(Entries with figure data)
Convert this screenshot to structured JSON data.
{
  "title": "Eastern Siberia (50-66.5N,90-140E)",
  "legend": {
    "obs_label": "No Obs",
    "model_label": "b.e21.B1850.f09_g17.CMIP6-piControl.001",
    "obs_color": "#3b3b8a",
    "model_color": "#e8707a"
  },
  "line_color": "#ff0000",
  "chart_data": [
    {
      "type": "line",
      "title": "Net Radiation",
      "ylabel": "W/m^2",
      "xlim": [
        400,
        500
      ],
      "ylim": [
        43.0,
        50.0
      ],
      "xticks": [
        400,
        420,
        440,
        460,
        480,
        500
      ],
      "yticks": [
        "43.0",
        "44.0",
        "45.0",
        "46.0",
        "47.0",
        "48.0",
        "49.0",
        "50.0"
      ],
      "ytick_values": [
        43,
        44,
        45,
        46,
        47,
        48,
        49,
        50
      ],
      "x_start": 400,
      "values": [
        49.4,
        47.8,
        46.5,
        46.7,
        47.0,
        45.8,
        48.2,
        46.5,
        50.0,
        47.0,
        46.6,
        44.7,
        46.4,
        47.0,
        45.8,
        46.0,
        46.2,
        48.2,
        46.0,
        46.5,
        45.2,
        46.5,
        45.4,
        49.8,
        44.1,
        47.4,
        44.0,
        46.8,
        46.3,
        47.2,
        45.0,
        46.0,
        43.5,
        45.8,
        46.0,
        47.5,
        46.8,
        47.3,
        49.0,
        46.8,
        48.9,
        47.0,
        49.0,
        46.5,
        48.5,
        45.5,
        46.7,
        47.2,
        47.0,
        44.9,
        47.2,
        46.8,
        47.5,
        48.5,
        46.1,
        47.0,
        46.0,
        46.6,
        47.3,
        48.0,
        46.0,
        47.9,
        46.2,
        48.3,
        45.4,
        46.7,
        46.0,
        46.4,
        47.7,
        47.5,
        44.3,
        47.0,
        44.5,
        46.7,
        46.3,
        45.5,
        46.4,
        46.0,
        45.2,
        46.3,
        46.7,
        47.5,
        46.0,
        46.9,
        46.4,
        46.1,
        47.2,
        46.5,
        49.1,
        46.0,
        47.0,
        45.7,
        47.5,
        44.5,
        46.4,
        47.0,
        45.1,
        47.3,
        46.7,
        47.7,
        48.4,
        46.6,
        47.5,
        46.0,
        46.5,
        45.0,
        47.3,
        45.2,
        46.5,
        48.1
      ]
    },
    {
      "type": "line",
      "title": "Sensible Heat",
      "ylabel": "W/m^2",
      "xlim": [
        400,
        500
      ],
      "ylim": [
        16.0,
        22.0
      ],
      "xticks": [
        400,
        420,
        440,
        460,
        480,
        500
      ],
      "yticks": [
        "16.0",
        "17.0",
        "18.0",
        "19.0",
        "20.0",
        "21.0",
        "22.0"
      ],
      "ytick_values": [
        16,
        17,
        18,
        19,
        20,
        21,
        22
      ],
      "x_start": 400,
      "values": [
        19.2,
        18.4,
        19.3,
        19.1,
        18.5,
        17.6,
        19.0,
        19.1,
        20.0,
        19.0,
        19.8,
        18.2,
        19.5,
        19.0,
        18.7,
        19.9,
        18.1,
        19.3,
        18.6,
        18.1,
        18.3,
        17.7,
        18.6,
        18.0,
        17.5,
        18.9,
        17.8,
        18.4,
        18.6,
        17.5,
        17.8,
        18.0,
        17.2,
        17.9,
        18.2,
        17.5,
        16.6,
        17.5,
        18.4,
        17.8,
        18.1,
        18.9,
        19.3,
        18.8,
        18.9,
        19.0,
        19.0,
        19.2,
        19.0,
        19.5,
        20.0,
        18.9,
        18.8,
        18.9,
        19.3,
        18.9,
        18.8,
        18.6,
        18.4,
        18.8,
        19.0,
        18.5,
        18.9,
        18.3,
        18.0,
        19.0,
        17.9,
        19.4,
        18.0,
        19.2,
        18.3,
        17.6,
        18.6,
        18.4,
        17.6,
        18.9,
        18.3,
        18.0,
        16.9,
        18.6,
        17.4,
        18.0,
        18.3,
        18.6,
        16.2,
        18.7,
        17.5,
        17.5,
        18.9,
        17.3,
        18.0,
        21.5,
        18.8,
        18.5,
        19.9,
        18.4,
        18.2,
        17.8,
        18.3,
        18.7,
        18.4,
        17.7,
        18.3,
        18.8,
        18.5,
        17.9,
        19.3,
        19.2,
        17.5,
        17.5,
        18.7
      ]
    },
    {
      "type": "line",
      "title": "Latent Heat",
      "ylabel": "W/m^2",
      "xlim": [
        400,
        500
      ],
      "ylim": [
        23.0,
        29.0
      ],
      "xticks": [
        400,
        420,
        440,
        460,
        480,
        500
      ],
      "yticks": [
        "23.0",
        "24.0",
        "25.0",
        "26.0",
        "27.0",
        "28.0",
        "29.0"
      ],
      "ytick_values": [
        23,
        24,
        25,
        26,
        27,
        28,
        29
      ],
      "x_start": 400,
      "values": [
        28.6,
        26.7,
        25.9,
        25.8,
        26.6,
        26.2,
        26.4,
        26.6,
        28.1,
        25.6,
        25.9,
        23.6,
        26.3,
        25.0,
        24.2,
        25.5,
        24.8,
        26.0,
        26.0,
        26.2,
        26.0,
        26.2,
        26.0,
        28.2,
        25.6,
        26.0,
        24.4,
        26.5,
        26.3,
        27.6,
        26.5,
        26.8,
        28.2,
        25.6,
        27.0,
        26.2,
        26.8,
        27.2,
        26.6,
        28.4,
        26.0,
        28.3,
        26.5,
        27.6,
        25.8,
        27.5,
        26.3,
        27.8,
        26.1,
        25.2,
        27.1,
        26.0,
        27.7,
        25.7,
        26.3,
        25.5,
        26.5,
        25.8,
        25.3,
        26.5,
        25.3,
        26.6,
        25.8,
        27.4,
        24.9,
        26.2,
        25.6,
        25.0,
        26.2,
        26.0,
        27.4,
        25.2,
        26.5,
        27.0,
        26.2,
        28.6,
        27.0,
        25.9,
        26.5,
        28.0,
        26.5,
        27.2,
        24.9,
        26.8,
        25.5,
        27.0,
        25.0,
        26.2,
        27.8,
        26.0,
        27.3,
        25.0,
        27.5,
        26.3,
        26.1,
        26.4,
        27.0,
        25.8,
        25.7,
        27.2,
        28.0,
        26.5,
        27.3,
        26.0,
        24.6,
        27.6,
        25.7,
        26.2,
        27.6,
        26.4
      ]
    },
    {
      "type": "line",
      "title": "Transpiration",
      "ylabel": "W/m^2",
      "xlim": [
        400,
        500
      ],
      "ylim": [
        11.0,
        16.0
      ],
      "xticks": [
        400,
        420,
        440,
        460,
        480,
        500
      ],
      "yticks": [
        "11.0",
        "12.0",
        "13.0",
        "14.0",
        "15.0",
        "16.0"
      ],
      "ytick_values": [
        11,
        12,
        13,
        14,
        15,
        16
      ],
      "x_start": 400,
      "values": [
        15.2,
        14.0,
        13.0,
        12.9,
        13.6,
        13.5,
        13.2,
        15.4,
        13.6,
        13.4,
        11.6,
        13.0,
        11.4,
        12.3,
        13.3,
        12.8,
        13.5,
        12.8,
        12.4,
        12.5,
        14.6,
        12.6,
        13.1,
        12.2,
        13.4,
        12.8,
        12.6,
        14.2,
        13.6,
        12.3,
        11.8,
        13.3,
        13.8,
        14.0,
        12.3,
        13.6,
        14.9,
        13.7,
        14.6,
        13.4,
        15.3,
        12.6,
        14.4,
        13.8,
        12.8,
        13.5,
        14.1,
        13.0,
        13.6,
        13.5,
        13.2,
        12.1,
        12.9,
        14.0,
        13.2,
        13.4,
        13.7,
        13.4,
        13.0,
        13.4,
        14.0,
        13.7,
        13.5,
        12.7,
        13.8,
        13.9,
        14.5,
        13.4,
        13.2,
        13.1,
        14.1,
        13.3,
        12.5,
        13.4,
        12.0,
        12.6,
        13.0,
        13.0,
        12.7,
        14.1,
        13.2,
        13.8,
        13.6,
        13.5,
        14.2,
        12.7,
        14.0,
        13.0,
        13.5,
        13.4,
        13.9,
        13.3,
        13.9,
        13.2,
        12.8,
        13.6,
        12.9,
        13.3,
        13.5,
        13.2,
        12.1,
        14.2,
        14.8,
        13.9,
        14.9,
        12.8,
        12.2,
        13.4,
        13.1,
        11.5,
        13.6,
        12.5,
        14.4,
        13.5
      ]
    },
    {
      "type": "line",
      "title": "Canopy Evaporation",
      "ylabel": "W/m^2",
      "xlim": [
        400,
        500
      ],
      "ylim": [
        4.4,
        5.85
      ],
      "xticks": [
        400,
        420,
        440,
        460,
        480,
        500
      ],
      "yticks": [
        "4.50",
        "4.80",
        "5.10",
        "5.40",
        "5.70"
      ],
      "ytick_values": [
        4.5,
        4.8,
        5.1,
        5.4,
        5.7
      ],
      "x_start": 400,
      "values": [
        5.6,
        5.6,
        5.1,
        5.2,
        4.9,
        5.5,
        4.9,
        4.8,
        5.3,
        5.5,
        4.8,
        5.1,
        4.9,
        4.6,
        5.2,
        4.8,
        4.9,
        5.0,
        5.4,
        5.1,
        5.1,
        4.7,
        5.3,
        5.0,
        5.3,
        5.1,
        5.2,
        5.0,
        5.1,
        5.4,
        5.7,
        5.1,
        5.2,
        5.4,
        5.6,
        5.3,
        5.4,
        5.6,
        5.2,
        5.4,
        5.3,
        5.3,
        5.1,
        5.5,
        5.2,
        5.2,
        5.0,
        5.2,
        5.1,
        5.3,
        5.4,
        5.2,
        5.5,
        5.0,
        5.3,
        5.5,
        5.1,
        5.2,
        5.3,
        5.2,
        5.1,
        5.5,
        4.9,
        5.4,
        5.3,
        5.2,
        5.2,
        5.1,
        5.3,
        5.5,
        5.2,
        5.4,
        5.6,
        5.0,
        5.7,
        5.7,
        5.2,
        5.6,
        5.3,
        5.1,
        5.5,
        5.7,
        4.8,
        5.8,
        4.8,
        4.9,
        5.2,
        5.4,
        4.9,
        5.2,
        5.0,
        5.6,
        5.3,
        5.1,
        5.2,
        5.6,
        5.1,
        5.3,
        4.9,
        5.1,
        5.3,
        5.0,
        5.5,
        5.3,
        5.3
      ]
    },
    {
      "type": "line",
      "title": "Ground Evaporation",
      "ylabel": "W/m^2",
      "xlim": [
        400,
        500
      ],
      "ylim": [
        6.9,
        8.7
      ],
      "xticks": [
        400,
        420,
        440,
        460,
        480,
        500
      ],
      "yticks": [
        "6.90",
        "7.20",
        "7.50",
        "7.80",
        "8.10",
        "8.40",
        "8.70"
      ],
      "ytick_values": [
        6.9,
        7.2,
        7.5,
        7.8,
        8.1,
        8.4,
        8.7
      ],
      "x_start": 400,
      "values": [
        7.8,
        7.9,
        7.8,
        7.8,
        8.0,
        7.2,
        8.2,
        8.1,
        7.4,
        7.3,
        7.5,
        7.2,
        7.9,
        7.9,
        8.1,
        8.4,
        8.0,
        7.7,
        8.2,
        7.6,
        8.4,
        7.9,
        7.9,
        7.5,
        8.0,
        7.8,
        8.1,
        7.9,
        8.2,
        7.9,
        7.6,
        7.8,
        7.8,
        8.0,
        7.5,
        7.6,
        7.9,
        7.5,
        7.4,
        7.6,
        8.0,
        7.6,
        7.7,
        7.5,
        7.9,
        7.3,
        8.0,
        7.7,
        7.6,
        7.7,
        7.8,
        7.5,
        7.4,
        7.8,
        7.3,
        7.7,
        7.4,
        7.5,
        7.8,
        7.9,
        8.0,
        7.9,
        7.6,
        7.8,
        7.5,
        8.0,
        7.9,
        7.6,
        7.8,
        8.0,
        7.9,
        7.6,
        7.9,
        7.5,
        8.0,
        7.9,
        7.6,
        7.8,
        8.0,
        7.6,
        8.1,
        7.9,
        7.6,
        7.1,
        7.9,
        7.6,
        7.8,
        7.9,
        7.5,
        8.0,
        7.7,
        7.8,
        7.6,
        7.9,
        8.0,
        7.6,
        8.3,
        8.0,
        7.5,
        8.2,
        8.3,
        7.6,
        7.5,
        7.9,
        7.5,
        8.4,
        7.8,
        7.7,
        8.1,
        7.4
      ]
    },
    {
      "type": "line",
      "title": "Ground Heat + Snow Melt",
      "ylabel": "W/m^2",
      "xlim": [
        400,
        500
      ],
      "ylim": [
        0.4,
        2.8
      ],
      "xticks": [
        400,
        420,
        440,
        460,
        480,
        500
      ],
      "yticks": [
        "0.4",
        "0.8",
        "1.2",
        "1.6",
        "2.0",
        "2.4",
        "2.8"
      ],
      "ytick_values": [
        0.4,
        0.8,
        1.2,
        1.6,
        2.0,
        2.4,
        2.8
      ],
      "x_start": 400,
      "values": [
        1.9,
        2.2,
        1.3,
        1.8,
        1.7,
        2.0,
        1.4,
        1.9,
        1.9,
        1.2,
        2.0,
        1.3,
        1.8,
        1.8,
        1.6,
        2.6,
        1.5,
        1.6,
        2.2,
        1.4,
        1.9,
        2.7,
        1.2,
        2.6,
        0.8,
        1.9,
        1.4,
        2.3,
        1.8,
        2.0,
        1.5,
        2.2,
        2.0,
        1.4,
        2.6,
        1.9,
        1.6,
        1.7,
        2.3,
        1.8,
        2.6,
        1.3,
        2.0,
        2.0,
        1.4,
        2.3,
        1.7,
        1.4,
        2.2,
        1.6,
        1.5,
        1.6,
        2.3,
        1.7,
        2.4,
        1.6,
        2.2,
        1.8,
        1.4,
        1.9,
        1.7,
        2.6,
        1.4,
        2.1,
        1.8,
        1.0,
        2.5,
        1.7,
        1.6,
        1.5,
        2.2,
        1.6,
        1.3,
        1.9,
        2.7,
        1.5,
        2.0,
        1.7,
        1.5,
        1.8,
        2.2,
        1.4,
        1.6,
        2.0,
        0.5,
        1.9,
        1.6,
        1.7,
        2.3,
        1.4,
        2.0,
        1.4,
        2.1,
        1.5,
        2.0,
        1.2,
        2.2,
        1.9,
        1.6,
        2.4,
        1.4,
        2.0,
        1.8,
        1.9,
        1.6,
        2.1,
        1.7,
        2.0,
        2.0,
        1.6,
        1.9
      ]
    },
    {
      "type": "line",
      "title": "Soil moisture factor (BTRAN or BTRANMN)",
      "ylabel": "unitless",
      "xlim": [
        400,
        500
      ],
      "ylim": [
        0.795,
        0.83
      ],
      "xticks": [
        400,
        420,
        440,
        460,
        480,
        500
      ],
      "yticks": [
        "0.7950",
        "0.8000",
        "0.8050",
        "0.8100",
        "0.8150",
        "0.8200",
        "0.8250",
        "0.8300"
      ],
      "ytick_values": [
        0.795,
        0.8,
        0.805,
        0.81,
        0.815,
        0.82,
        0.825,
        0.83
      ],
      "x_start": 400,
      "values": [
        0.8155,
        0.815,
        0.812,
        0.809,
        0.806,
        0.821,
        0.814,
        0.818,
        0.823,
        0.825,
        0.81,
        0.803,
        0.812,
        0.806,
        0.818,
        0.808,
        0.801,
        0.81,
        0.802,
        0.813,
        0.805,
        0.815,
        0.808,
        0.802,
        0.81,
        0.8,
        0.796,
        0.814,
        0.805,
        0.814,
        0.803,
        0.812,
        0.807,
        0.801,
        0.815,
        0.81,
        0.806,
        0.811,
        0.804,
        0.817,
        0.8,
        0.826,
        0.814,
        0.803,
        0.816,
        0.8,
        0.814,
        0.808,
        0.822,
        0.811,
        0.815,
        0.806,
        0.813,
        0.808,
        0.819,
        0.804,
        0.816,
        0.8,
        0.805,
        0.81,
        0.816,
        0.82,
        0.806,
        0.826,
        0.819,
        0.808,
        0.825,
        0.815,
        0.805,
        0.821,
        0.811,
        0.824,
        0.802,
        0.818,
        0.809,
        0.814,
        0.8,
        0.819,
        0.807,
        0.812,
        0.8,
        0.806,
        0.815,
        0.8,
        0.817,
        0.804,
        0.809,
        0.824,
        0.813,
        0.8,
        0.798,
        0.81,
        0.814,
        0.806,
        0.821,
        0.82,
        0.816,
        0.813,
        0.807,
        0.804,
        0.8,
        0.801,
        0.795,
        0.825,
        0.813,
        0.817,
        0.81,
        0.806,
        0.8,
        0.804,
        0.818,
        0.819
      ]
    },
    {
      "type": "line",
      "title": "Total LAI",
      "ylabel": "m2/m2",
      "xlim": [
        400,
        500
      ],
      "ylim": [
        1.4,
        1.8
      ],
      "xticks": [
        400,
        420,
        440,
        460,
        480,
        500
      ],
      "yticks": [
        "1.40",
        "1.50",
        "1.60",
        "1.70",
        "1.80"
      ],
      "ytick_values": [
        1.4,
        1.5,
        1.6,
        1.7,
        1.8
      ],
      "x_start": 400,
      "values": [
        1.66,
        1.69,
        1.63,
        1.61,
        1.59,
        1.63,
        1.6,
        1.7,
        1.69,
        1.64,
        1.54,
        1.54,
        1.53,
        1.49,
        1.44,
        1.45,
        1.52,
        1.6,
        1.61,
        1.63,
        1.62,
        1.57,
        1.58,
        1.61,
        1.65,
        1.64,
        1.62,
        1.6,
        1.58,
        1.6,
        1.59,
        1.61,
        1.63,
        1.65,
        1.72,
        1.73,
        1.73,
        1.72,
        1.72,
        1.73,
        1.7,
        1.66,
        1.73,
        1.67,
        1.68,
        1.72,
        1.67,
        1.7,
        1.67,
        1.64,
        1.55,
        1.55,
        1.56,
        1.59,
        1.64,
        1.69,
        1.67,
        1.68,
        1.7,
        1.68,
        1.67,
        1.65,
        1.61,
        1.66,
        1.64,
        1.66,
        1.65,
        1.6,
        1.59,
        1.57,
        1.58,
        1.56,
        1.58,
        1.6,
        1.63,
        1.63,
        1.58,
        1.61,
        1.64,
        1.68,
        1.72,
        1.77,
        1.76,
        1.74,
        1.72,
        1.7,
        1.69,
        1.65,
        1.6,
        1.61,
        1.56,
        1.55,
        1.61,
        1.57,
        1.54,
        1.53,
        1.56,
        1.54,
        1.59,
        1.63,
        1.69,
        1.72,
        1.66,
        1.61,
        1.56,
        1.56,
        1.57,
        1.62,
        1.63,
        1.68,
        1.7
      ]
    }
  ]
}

__Directive__. Each line holding "Evaporation" must be found and copied.

__Reply__.
      "title": "Canopy Evaporation",
      "title": "Ground Evaporation",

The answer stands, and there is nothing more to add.